[Stored records]
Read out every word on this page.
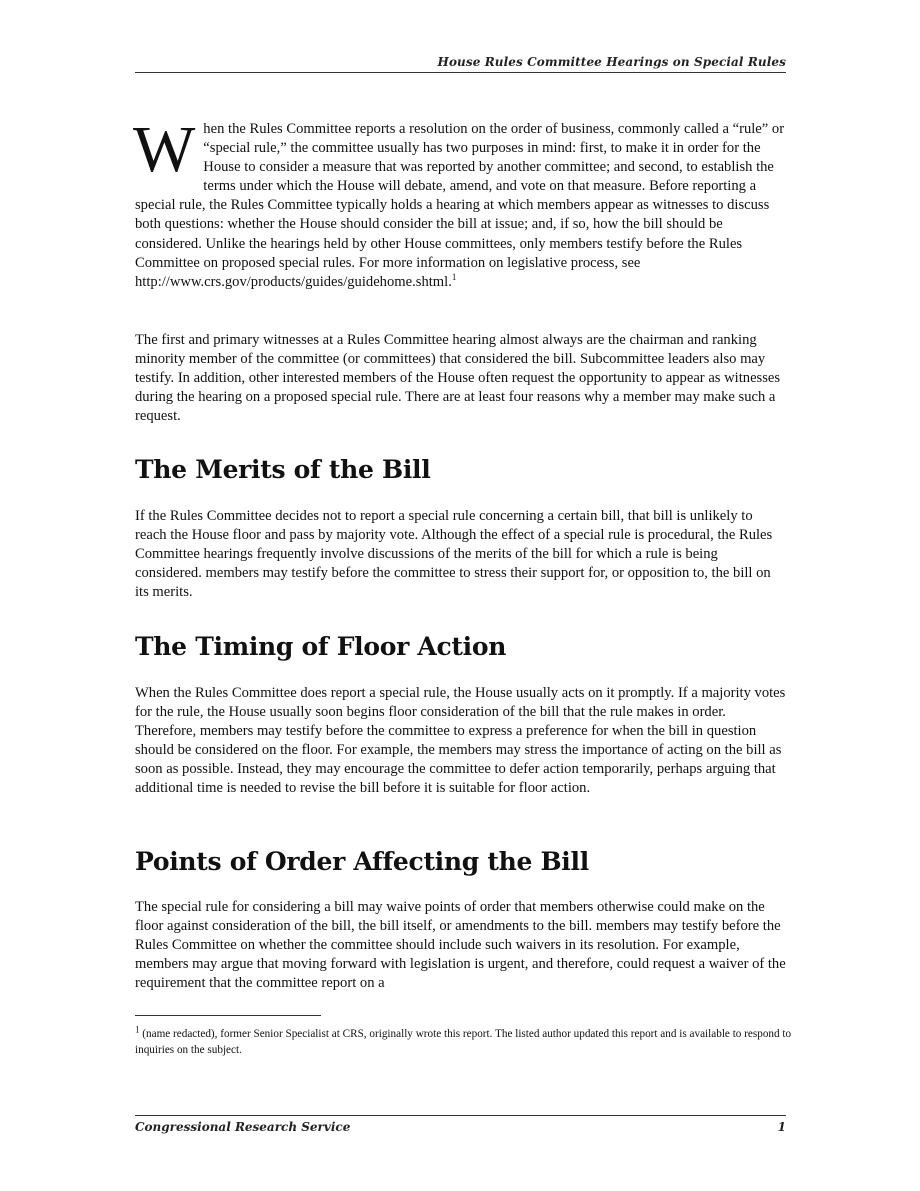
House Rules Committee Hearings on Special Rules
W hen the Rules Committee reports a resolution on the order of business, commonly called a “rule” or “special rule,” the committee usually has two purposes in mind: first, to make it in order for the House to consider a measure that was reported by another committee; and second, to establish the terms under which the House will debate, amend, and vote on that measure. Before reporting a special rule, the Rules Committee typically holds a hearing at which members appear as witnesses to discuss both questions: whether the House should consider the bill at issue; and, if so, how the bill should be considered. Unlike the hearings held by other House committees, only members testify before the Rules Committee on proposed special rules. For more information on legislative process, see http://www.crs.gov/products/guides/guidehome.shtml.$^1$

The first and primary witnesses at a Rules Committee hearing almost always are the chairman and ranking minority member of the committee (or committees) that considered the bill. Subcommittee leaders also may testify. In addition, other interested members of the House often request the opportunity to appear as witnesses during the hearing on a proposed special rule. There are at least four reasons why a member may make such a request.

The Merits of the Bill

If the Rules Committee decides not to report a special rule concerning a certain bill, that bill is unlikely to reach the House floor and pass by majority vote. Although the effect of a special rule is procedural, the Rules Committee hearings frequently involve discussions of the merits of the bill for which a rule is being considered. members may testify before the committee to stress their support for, or opposition to, the bill on its merits.

The Timing of Floor Action

When the Rules Committee does report a special rule, the House usually acts on it promptly. If a majority votes for the rule, the House usually soon begins floor consideration of the bill that the rule makes in order. Therefore, members may testify before the committee to express a preference for when the bill in question should be considered on the floor. For example, the members may stress the importance of acting on the bill as soon as possible. Instead, they may encourage the committee to defer action temporarily, perhaps arguing that additional time is needed to revise the bill before it is suitable for floor action.

Points of Order Affecting the Bill

The special rule for considering a bill may waive points of order that members otherwise could make on the floor against consideration of the bill, the bill itself, or amendments to the bill. members may testify before the Rules Committee on whether the committee should include such waivers in its resolution. For example, members may argue that moving forward with legislation is urgent, and therefore, could request a waiver of the requirement that the committee report on a

$^1$ (name redacted), former Senior Specialist at CRS, originally wrote this report. The listed author updated this report and is available to respond to inquiries on the subject.

Congressional Research Service	1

YOUR OBJECTIVE => How many of these lines contain "stress"? Write only the number.

ANSWER BELOW => 2